> **What to do**:
Answer these questions from the comment thread below.
(a) How many close friends spread across the US does the second comment say would be needed for an election as president?
(b) In the imagined exchange, what does Elana answer when asked whether she has ever served as a judge?
(c) According to the third comment, which president pushed for stimulus before the recession of 01-02 hit?

> **Text provided**:


  1. Nick,can we elect you president?

  2. Lol... sure, if you have roughly 150 million close friends spread across the US. Outside of that possibility, though, I think I'll stay away from politics; most politicians seem like contemptible scum to me, and I'd probably just end up being the guy constantly being asked to apologize for spontaneous outbursts of "you lie!" and such.

    Although I did have a fantasy of being on the panel getting to play political theater with Elana Kagan recently. I think my exchange started out along the lines of:

    Me: Are you currently, or have you ever, served in the capacity of a judge at any level of government? Just a simple 'yes' or 'no' please.
    Elana: No.
    Me: Oh. [assistant whispers in my ear] Oh, apparently we allow people with no relevant experience or record what so ever to be nominated for the Supreme Court! What an odd thing to be allowed. Well, in that case I guess I have a few more questions...

    I think I would at least be amusing...

  3. I do not know how to weigh the benefits of fiscal stimulus against the long-term cost of the added debt. The theory is that stimulus decreases the unused capacity of the economy, i.e. factories and people who could be providing services sitting idle. The theory says that stimulus (borrowing money) will generate so much extra production that will be way more than it costs in interest. I am not knowledgeable enough to be able to support or criticize that theory.

    It is hugely unfair to say that stimulus and bailout policies reflect a socialist ideology without acknowledging there’s a non-socialist theory behind them. President Bush pushed for stimulus before the recession of 01-02 hit. So you could say Bush was more profligate because he called for stimulus without any reason.

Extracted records

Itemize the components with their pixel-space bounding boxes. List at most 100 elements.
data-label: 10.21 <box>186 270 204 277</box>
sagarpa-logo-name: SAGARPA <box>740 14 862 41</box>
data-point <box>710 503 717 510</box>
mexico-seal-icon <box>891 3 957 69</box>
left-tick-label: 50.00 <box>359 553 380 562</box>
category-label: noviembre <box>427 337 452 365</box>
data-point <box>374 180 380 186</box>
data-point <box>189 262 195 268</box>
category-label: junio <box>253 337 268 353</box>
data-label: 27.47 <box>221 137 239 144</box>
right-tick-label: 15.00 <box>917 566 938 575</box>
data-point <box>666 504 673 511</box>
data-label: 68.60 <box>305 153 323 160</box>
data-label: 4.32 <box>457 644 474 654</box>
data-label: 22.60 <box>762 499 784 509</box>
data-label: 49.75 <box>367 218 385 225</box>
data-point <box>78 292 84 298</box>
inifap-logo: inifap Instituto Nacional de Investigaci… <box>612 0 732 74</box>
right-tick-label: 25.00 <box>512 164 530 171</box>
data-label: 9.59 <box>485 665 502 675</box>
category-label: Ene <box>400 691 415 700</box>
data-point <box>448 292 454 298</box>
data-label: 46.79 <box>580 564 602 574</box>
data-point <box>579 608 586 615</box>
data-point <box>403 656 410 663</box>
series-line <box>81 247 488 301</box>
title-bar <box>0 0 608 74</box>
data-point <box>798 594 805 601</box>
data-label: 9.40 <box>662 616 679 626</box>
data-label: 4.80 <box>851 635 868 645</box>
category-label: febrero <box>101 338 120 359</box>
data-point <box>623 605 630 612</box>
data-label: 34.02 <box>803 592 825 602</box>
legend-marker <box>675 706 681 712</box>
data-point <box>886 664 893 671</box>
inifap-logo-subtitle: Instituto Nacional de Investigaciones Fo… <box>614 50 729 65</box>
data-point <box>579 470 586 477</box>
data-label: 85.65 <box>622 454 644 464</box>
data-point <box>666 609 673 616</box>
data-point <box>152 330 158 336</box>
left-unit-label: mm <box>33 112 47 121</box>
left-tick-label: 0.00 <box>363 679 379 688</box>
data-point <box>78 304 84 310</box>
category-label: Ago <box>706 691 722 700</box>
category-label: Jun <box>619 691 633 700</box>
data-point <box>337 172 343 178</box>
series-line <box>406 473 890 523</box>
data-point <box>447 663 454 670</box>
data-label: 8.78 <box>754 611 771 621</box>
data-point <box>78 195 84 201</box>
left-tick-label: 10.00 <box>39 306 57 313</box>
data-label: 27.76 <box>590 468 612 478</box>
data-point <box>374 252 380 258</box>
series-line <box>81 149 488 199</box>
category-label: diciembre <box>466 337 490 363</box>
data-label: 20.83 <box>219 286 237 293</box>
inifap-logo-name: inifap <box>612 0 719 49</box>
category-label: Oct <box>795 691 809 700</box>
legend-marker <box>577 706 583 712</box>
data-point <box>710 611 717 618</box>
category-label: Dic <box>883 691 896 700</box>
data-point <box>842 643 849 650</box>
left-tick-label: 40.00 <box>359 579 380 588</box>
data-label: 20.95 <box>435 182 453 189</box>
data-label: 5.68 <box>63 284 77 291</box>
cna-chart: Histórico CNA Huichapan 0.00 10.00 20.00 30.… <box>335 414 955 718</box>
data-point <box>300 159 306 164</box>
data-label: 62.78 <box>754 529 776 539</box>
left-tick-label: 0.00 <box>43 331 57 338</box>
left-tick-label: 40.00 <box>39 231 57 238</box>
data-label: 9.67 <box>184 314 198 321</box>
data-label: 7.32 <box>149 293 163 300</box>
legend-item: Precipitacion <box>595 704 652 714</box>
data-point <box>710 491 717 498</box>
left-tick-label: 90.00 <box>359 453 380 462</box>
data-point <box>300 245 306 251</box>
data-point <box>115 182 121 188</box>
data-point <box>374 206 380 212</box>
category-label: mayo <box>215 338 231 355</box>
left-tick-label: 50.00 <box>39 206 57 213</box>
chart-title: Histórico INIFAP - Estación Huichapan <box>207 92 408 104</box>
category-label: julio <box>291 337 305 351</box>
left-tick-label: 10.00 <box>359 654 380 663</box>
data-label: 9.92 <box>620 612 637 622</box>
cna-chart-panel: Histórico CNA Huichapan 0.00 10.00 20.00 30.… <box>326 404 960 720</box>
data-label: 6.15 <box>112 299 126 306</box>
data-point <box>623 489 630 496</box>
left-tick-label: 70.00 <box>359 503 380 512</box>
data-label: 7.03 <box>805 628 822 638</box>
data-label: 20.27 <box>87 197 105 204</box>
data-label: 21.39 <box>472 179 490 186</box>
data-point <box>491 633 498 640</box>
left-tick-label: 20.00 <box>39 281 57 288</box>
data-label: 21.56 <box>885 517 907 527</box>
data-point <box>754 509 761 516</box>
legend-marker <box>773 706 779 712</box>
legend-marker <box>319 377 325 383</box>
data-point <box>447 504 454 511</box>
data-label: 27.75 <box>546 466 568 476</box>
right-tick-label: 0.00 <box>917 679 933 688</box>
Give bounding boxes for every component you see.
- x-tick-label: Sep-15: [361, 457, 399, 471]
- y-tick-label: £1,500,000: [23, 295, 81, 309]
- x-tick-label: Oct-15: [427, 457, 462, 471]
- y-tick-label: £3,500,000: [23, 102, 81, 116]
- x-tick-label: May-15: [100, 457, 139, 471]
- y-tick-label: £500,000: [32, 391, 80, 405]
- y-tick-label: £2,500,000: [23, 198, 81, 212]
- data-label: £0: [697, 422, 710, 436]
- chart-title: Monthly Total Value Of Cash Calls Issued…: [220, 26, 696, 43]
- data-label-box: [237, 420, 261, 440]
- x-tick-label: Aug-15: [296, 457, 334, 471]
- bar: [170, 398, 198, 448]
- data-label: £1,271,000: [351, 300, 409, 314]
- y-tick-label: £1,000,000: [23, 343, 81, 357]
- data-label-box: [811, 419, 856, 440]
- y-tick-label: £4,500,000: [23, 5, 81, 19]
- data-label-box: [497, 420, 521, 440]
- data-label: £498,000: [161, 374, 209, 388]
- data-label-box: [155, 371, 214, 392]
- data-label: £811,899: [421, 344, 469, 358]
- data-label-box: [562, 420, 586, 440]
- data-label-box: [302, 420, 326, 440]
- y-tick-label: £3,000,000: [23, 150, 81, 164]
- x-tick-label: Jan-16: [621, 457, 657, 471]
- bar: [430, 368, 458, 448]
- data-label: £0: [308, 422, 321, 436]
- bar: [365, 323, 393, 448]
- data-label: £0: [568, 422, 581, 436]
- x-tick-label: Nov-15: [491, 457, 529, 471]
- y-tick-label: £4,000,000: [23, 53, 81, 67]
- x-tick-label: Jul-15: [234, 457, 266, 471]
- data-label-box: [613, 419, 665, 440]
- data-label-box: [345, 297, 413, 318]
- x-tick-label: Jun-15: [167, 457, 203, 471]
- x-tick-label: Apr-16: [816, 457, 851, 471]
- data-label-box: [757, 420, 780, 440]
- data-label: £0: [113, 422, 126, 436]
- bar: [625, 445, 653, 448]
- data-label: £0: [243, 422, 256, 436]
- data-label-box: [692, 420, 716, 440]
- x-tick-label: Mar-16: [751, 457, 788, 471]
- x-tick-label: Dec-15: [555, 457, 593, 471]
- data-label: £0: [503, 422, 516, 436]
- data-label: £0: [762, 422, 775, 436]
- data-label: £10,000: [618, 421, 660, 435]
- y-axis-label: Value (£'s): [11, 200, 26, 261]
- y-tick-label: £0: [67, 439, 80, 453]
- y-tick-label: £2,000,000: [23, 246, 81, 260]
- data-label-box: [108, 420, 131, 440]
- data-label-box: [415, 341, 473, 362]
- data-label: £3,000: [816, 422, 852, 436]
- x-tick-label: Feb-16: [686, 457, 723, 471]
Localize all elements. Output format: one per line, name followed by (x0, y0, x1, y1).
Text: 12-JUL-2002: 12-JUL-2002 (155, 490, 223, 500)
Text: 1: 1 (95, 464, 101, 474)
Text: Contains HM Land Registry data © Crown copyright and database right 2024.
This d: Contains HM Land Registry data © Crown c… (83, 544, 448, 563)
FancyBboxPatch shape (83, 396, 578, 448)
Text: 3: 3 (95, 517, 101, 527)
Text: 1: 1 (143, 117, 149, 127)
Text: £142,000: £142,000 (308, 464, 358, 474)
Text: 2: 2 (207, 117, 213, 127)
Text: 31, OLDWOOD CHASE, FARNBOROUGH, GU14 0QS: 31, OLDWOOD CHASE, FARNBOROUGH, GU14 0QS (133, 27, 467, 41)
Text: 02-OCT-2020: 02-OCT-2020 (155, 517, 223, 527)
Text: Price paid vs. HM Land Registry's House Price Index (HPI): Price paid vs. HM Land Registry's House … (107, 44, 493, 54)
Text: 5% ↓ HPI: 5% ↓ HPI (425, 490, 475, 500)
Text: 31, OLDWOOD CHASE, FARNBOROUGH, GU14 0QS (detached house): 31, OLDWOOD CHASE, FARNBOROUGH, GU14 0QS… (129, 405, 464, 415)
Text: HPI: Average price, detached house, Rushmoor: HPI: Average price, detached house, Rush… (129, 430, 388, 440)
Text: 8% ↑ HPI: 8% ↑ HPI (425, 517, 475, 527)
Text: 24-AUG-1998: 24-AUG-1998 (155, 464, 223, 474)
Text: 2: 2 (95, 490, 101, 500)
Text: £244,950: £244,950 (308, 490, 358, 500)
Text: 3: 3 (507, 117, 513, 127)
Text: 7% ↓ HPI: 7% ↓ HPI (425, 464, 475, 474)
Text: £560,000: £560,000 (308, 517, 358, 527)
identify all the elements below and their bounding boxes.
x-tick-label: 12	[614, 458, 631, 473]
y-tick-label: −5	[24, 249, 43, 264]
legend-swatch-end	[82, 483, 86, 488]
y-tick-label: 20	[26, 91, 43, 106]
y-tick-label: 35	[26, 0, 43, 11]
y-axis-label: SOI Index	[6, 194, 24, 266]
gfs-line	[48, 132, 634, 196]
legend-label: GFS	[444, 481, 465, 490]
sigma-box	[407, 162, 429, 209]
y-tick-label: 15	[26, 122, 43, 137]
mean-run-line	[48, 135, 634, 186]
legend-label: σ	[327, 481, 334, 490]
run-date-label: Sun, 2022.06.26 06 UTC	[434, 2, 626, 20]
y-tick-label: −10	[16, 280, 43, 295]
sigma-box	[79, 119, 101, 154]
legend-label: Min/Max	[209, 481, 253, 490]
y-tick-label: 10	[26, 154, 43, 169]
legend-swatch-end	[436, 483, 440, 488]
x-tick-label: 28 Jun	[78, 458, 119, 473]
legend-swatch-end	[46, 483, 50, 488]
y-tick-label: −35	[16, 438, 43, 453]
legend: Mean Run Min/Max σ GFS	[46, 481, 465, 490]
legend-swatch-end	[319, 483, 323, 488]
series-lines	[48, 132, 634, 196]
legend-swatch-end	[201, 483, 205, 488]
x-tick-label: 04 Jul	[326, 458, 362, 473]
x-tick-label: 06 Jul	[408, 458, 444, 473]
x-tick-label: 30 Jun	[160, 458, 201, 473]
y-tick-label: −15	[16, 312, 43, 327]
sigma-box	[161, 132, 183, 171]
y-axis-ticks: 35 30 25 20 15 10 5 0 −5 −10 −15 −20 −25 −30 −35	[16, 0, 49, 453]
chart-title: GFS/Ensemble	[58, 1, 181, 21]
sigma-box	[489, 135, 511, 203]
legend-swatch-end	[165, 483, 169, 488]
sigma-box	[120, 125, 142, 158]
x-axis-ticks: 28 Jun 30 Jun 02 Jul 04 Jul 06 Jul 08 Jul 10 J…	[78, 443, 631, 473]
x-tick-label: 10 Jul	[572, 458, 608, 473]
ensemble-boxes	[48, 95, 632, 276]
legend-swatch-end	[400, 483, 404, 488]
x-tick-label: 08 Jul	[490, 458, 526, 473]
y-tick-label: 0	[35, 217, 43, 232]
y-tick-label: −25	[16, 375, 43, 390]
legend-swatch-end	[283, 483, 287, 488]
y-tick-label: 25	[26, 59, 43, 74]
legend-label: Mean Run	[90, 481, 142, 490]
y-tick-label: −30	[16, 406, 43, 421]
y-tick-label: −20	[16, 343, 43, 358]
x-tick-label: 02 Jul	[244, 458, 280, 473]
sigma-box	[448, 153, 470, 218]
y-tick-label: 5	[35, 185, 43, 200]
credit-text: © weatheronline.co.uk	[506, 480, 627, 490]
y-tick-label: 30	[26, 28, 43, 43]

> **Solution for this exercise**:
(a) Roughly 150 million.
(b) No.
(c) President Bush.